Requirements
Your task is to repeat the entries exactly. Leave the pictures out.

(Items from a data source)
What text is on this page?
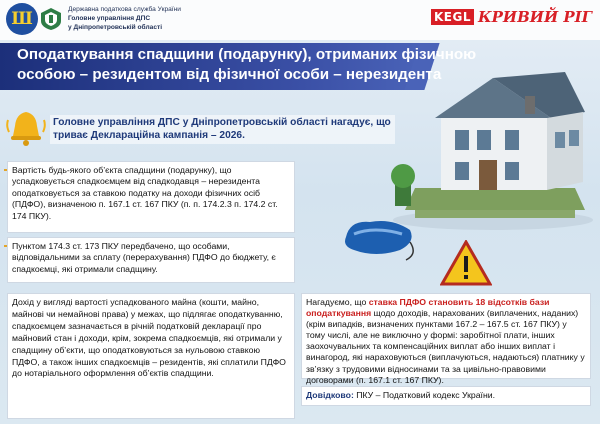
Ш	Державна податкова служба України
Головне управління ДПС
у Дніпропетровській області
KEGL КРИВИЙ РІГ
Оподаткування спадщини (подарунку), отриманих фізичною особою – резидентом від фізичної особи – нерезидента
Головне управління ДПС у Дніпропетровській області нагадує, що триває Деклараційна кампанія – 2026.
Вартість будь-якого об’єкта спадщини (подарунку), що успадковується спадкоємцем від спадкодавця – нерезидента оподатковується за ставкою податку на доходи фізичних осіб (ПДФО), визначеною п. 167.1 ст. 167 ПКУ (п. п. 174.2.3 п. 174.2 ст. 174 ПКУ).
Пунктом 174.3 ст. 173 ПКУ передбачено, що особами, відповідальними за сплату (перерахування) ПДФО до бюджету, є спадкоємці, які отримали спадщину.
Дохід у вигляді вартості успадкованого майна (кошти, майно, майнові чи немайнові права) у межах, що підлягає оподаткуванню, спадкоємцем зазначається в річній податковій декларації про майновий стан і доходи, крім, зокрема спадкоємців, які отримали у спадщину об’єкти, що оподатковуються за нульовою ставкою ПДФО, а також інших спадкоємців – резидентів, які сплатили ПДФО до нотаріального оформлення об’єктів спадщини.
Нагадуємо, що ставка ПДФО становить 18 відсотків бази оподаткування щодо доходів, нарахованих (виплачених, наданих) (крім випадків, визначених пунктами 167.2 – 167.5 ст. 167 ПКУ) у тому числі, але не виключно у формі: заробітної плати, інших заохочувальних та компенсаційних виплат або інших виплат і винагород, які нараховуються (виплачуються, надаються) платнику у зв’язку з трудовими відносинами та за цивільно-правовими договорами (п. 167.1 ст. 167 ПКУ).
Довідково: ПКУ – Податковий кодекс України.
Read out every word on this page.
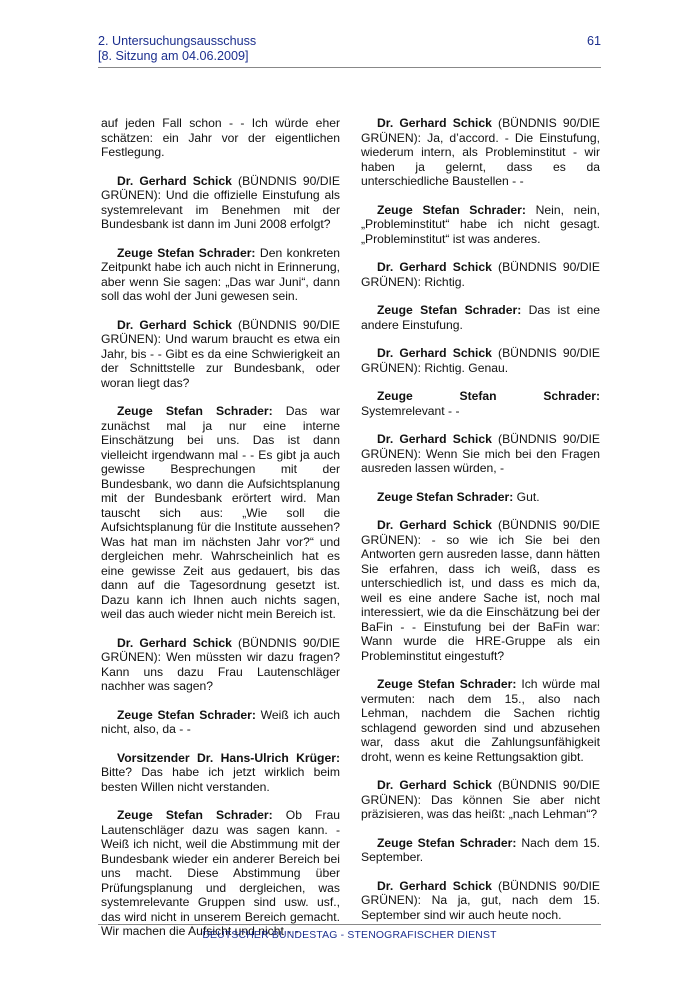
2. Untersuchungsausschuss
[8. Sitzung am 04.06.2009]
61

auf jeden Fall schon - - Ich würde eher schätzen: ein Jahr vor der eigentlichen Festlegung.

Dr. Gerhard Schick (BÜNDNIS 90/DIE GRÜNEN): Und die offizielle Einstufung als systemrelevant im Benehmen mit der Bundesbank ist dann im Juni 2008 erfolgt?

Zeuge Stefan Schrader: Den konkreten Zeitpunkt habe ich auch nicht in Erinnerung, aber wenn Sie sagen: „Das war Juni“, dann soll das wohl der Juni gewesen sein.

Dr. Gerhard Schick (BÜNDNIS 90/DIE GRÜNEN): Und warum braucht es etwa ein Jahr, bis - - Gibt es da eine Schwierigkeit an der Schnittstelle zur Bundesbank, oder woran liegt das?

Zeuge Stefan Schrader: Das war zunächst mal ja nur eine interne Einschätzung bei uns. Das ist dann vielleicht irgendwann mal - - Es gibt ja auch gewisse Besprechungen mit der Bundesbank, wo dann die Aufsichtsplanung mit der Bundesbank erörtert wird. Man tauscht sich aus: „Wie soll die Aufsichtsplanung für die Institute aussehen? Was hat man im nächsten Jahr vor?“ und dergleichen mehr. Wahrscheinlich hat es eine gewisse Zeit aus gedauert, bis das dann auf die Tagesordnung gesetzt ist. Dazu kann ich Ihnen auch nichts sagen, weil das auch wieder nicht mein Bereich ist.

Dr. Gerhard Schick (BÜNDNIS 90/DIE GRÜNEN): Wen müssten wir dazu fragen? Kann uns dazu Frau Lautenschläger nachher was sagen?

Zeuge Stefan Schrader: Weiß ich auch nicht, also, da - -

Vorsitzender Dr. Hans-Ulrich Krüger: Bitte? Das habe ich jetzt wirklich beim besten Willen nicht verstanden.

Zeuge Stefan Schrader: Ob Frau Lautenschläger dazu was sagen kann. - Weiß ich nicht, weil die Abstimmung mit der Bundesbank wieder ein anderer Bereich bei uns macht. Diese Abstimmung über Prüfungsplanung und dergleichen, was systemrelevante Gruppen sind usw. usf., das wird nicht in unserem Bereich gemacht. Wir machen die Aufsicht und nicht - -

Dr. Gerhard Schick (BÜNDNIS 90/DIE GRÜNEN): Ja, d’accord. - Die Einstufung, wiederum intern, als Probleminstitut - wir haben ja gelernt, dass es da unterschiedliche Baustellen - -

Zeuge Stefan Schrader: Nein, nein, „Probleminstitut“ habe ich nicht gesagt. „Probleminstitut“ ist was anderes.

Dr. Gerhard Schick (BÜNDNIS 90/DIE GRÜNEN): Richtig.

Zeuge Stefan Schrader: Das ist eine andere Einstufung.

Dr. Gerhard Schick (BÜNDNIS 90/DIE GRÜNEN): Richtig. Genau.

Zeuge Stefan Schrader: Systemrelevant - -

Dr. Gerhard Schick (BÜNDNIS 90/DIE GRÜNEN): Wenn Sie mich bei den Fragen ausreden lassen würden, -

Zeuge Stefan Schrader: Gut.

Dr. Gerhard Schick (BÜNDNIS 90/DIE GRÜNEN): - so wie ich Sie bei den Antworten gern ausreden lasse, dann hätten Sie erfahren, dass ich weiß, dass es unterschiedlich ist, und dass es mich da, weil es eine andere Sache ist, noch mal interessiert, wie da die Einschätzung bei der BaFin - - Einstufung bei der BaFin war: Wann wurde die HRE-Gruppe als ein Probleminstitut eingestuft?

Zeuge Stefan Schrader: Ich würde mal vermuten: nach dem 15., also nach Lehman, nachdem die Sachen richtig schlagend geworden sind und abzusehen war, dass akut die Zahlungsunfähigkeit droht, wenn es keine Rettungsaktion gibt.

Dr. Gerhard Schick (BÜNDNIS 90/DIE GRÜNEN): Das können Sie aber nicht präzisieren, was das heißt: „nach Lehman“?

Zeuge Stefan Schrader: Nach dem 15. September.

Dr. Gerhard Schick (BÜNDNIS 90/DIE GRÜNEN): Na ja, gut, nach dem 15. September sind wir auch heute noch.

DEUTSCHER BUNDESTAG - STENOGRAFISCHER DIENST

Solution for this exercise
What text is on this page?
Ш	Державна податкова служба України
Головне управління ДПС
у Дніпропетровській області
KEGL КРИВИЙ РІГ
Оподаткування спадщини (подарунку), отриманих фізичною особою – резидентом від фізичної особи – нерезидента
Головне управління ДПС у Дніпропетровській області нагадує, що триває Деклараційна кампанія – 2026.
Вартість будь-якого об’єкта спадщини (подарунку), що успадковується спадкоємцем від спадкодавця – нерезидента оподатковується за ставкою податку на доходи фізичних осіб (ПДФО), визначеною п. 167.1 ст. 167 ПКУ (п. п. 174.2.3 п. 174.2 ст. 174 ПКУ).
Пунктом 174.3 ст. 173 ПКУ передбачено, що особами, відповідальними за сплату (перерахування) ПДФО до бюджету, є спадкоємці, які отримали спадщину.
Дохід у вигляді вартості успадкованого майна (кошти, майно, майнові чи немайнові права) у межах, що підлягає оподаткуванню, спадкоємцем зазначається в річній податковій декларації про майновий стан і доходи, крім, зокрема спадкоємців, які отримали у спадщину об’єкти, що оподатковуються за нульовою ставкою ПДФО, а також інших спадкоємців – резидентів, які сплатили ПДФО до нотаріального оформлення об’єктів спадщини.
Нагадуємо, що ставка ПДФО становить 18 відсотків бази оподаткування щодо доходів, нарахованих (виплачених, наданих) (крім випадків, визначених пунктами 167.2 – 167.5 ст. 167 ПКУ) у тому числі, але не виключно у формі: заробітної плати, інших заохочувальних та компенсаційних виплат або інших виплат і винагород, які нараховуються (виплачуються, надаються) платнику у зв’язку з трудовими відносинами та за цивільно-правовими договорами (п. 167.1 ст. 167 ПКУ).
Довідково: ПКУ – Податковий кодекс України.
Read out every word on this page.
2. Untersuchungsausschuss
[8. Sitzung am 04.06.2009]
61

auf jeden Fall schon - - Ich würde eher schätzen: ein Jahr vor der eigentlichen Festlegung.

Dr. Gerhard Schick (BÜNDNIS 90/DIE GRÜNEN): Und die offizielle Einstufung als systemrelevant im Benehmen mit der Bundesbank ist dann im Juni 2008 erfolgt?

Zeuge Stefan Schrader: Den konkreten Zeitpunkt habe ich auch nicht in Erinnerung, aber wenn Sie sagen: „Das war Juni“, dann soll das wohl der Juni gewesen sein.

Dr. Gerhard Schick (BÜNDNIS 90/DIE GRÜNEN): Und warum braucht es etwa ein Jahr, bis - - Gibt es da eine Schwierigkeit an der Schnittstelle zur Bundesbank, oder woran liegt das?

Zeuge Stefan Schrader: Das war zunächst mal ja nur eine interne Einschätzung bei uns. Das ist dann vielleicht irgendwann mal - - Es gibt ja auch gewisse Besprechungen mit der Bundesbank, wo dann die Aufsichtsplanung mit der Bundesbank erörtert wird. Man tauscht sich aus: „Wie soll die Aufsichtsplanung für die Institute aussehen? Was hat man im nächsten Jahr vor?“ und dergleichen mehr. Wahrscheinlich hat es eine gewisse Zeit aus gedauert, bis das dann auf die Tagesordnung gesetzt ist. Dazu kann ich Ihnen auch nichts sagen, weil das auch wieder nicht mein Bereich ist.

Dr. Gerhard Schick (BÜNDNIS 90/DIE GRÜNEN): Wen müssten wir dazu fragen? Kann uns dazu Frau Lautenschläger nachher was sagen?

Zeuge Stefan Schrader: Weiß ich auch nicht, also, da - -

Vorsitzender Dr. Hans-Ulrich Krüger: Bitte? Das habe ich jetzt wirklich beim besten Willen nicht verstanden.

Zeuge Stefan Schrader: Ob Frau Lautenschläger dazu was sagen kann. - Weiß ich nicht, weil die Abstimmung mit der Bundesbank wieder ein anderer Bereich bei uns macht. Diese Abstimmung über Prüfungsplanung und dergleichen, was systemrelevante Gruppen sind usw. usf., das wird nicht in unserem Bereich gemacht. Wir machen die Aufsicht und nicht - -

Dr. Gerhard Schick (BÜNDNIS 90/DIE GRÜNEN): Ja, d’accord. - Die Einstufung, wiederum intern, als Probleminstitut - wir haben ja gelernt, dass es da unterschiedliche Baustellen - -

Zeuge Stefan Schrader: Nein, nein, „Probleminstitut“ habe ich nicht gesagt. „Probleminstitut“ ist was anderes.

Dr. Gerhard Schick (BÜNDNIS 90/DIE GRÜNEN): Richtig.

Zeuge Stefan Schrader: Das ist eine andere Einstufung.

Dr. Gerhard Schick (BÜNDNIS 90/DIE GRÜNEN): Richtig. Genau.

Zeuge Stefan Schrader: Systemrelevant - -

Dr. Gerhard Schick (BÜNDNIS 90/DIE GRÜNEN): Wenn Sie mich bei den Fragen ausreden lassen würden, -

Zeuge Stefan Schrader: Gut.

Dr. Gerhard Schick (BÜNDNIS 90/DIE GRÜNEN): - so wie ich Sie bei den Antworten gern ausreden lasse, dann hätten Sie erfahren, dass ich weiß, dass es unterschiedlich ist, und dass es mich da, weil es eine andere Sache ist, noch mal interessiert, wie da die Einschätzung bei der BaFin - - Einstufung bei der BaFin war: Wann wurde die HRE-Gruppe als ein Probleminstitut eingestuft?

Zeuge Stefan Schrader: Ich würde mal vermuten: nach dem 15., also nach Lehman, nachdem die Sachen richtig schlagend geworden sind und abzusehen war, dass akut die Zahlungsunfähigkeit droht, wenn es keine Rettungsaktion gibt.

Dr. Gerhard Schick (BÜNDNIS 90/DIE GRÜNEN): Das können Sie aber nicht präzisieren, was das heißt: „nach Lehman“?

Zeuge Stefan Schrader: Nach dem 15. September.

Dr. Gerhard Schick (BÜNDNIS 90/DIE GRÜNEN): Na ja, gut, nach dem 15. September sind wir auch heute noch.

DEUTSCHER BUNDESTAG - STENOGRAFISCHER DIENST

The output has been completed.